--- start of Entries ---

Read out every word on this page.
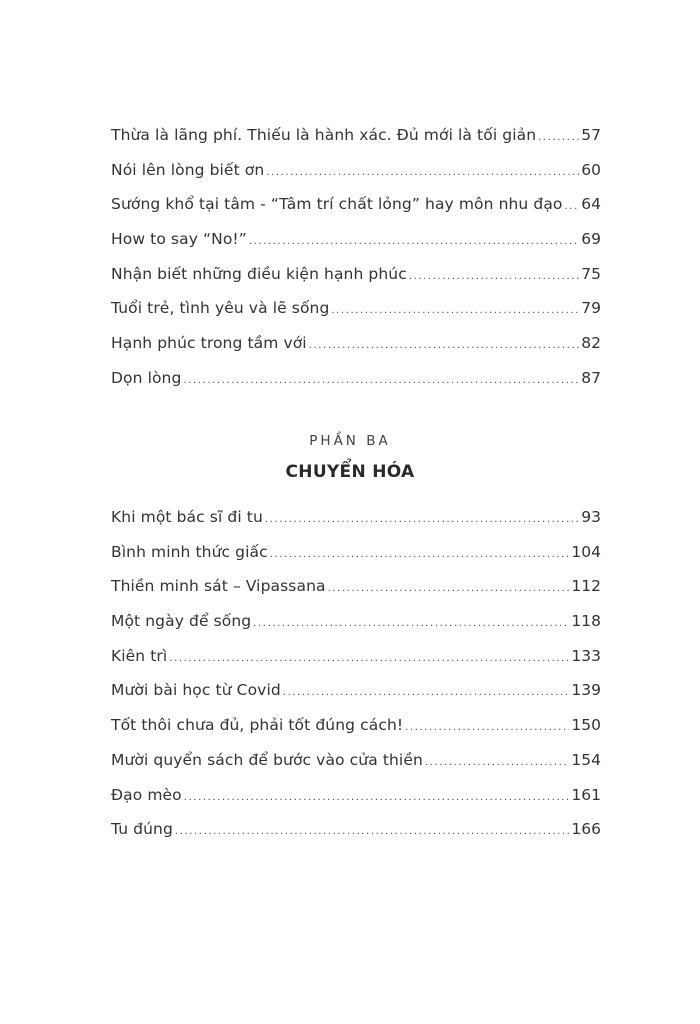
Thừa là lãng phí. Thiếu là hành xác. Đủ mới là tối giản .....	57
Nói lên lòng biết ơn .....	60
Sướng khổ tại tâm - “Tâm trí chất lỏng” hay môn nhu đạo ..... 64
How to say “No!” .....	69
Nhận biết những điều kiện hạnh phúc .....	75
Tuổi trẻ, tình yêu và lẽ sống .....	79
Hạnh phúc trong tầm với .....	82
Dọn lòng .....	87
PHẦN BA
CHUYỂN HÓA
Khi một bác sĩ đi tu .....	93
Bình minh thức giấc .....	104
Thiền minh sát – Vipassana .....	112
Một ngày để sống .....	118
Kiên trì .....	133
Mười bài học từ Covid .....	139
Tốt thôi chưa đủ, phải tốt đúng cách! .....	150
Mười quyển sách để bước vào cửa thiền .....	154
Đạo mèo .....	161
Tu đúng .....	166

--- end of Entries ---

### The exercise:
Every record is to be reproduced exactly, with no pictures included.

### Result of the exercise:
Read out every word on this page.
Thừa là lãng phí. Thiếu là hành xác. Đủ mới là tối giản .....	57
Nói lên lòng biết ơn .....	60
Sướng khổ tại tâm - “Tâm trí chất lỏng” hay môn nhu đạo ..... 64
How to say “No!” .....	69
Nhận biết những điều kiện hạnh phúc .....	75
Tuổi trẻ, tình yêu và lẽ sống .....	79
Hạnh phúc trong tầm với .....	82
Dọn lòng .....	87
PHẦN BA
CHUYỂN HÓA
Khi một bác sĩ đi tu .....	93
Bình minh thức giấc .....	104
Thiền minh sát – Vipassana .....	112
Một ngày để sống .....	118
Kiên trì .....	133
Mười bài học từ Covid .....	139
Tốt thôi chưa đủ, phải tốt đúng cách! .....	150
Mười quyển sách để bước vào cửa thiền .....	154
Đạo mèo .....	161
Tu đúng .....	166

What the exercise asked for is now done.